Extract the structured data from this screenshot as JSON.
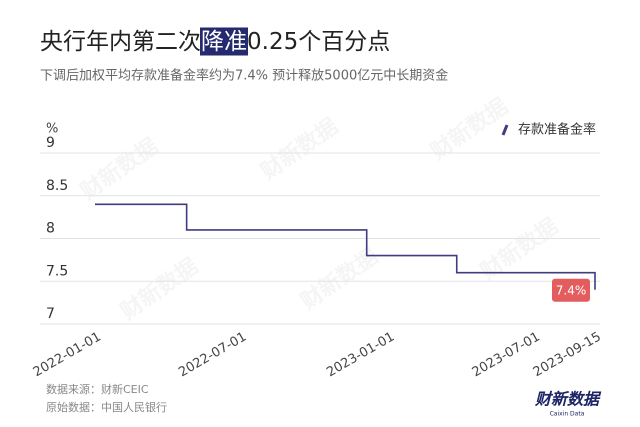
{
  "chart_data": {
    "type": "line",
    "step": "post",
    "title": [
      "央行年内第二次",
      "降准",
      "0.25个百分点"
    ],
    "title_highlight": 1,
    "subtitle": "下调后加权平均存款准备金率约为7.4%  预计释放5000亿元中长期资金",
    "y_label": "%",
    "x": [
      "2022-01-01",
      "2022-04-25",
      "2022-12-05",
      "2023-03-27",
      "2023-09-15"
    ],
    "xlim": [
      "2022-01-01",
      "2023-09-15"
    ],
    "xticks": [
      "2022-01-01",
      "2022-07-01",
      "2023-01-01",
      "2023-07-01",
      "2023-09-15"
    ],
    "ylim": [
      7,
      9
    ],
    "yticks": [
      7,
      7.5,
      8,
      8.5,
      9
    ],
    "grid": true,
    "legend": "top-right",
    "series": [
      {
        "name": "存款准备金率",
        "color": "#3f3c82",
        "values": [
          8.4,
          8.1,
          7.8,
          7.6,
          7.4
        ],
        "value_labels": [
          null,
          null,
          null,
          null,
          "7.4%"
        ]
      }
    ],
    "label_color": "#e35d5f",
    "source": [
      "数据来源：财新CEIC",
      "原始数据：中国人民银行"
    ],
    "watermark": "财新数据",
    "logo": {
      "text": "财新数据",
      "sub": "Caixin Data"
    }
  }
}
● ● ●
- Short problem
Return the full material word for word. Do not include the pictures.

- Output below
Extract the structured data from this screenshot as JSON.
{
  "chart_data": {
    "type": "line",
    "step": "post",
    "title": [
      "央行年内第二次",
      "降准",
      "0.25个百分点"
    ],
    "title_highlight": 1,
    "subtitle": "下调后加权平均存款准备金率约为7.4%  预计释放5000亿元中长期资金",
    "y_label": "%",
    "x": [
      "2022-01-01",
      "2022-04-25",
      "2022-12-05",
      "2023-03-27",
      "2023-09-15"
    ],
    "xlim": [
      "2022-01-01",
      "2023-09-15"
    ],
    "xticks": [
      "2022-01-01",
      "2022-07-01",
      "2023-01-01",
      "2023-07-01",
      "2023-09-15"
    ],
    "ylim": [
      7,
      9
    ],
    "yticks": [
      7,
      7.5,
      8,
      8.5,
      9
    ],
    "grid": true,
    "legend": "top-right",
    "series": [
      {
        "name": "存款准备金率",
        "color": "#3f3c82",
        "values": [
          8.4,
          8.1,
          7.8,
          7.6,
          7.4
        ],
        "value_labels": [
          null,
          null,
          null,
          null,
          "7.4%"
        ]
      }
    ],
    "label_color": "#e35d5f",
    "source": [
      "数据来源：财新CEIC",
      "原始数据：中国人民银行"
    ],
    "watermark": "财新数据",
    "logo": {
      "text": "财新数据",
      "sub": "Caixin Data"
    }
  }
}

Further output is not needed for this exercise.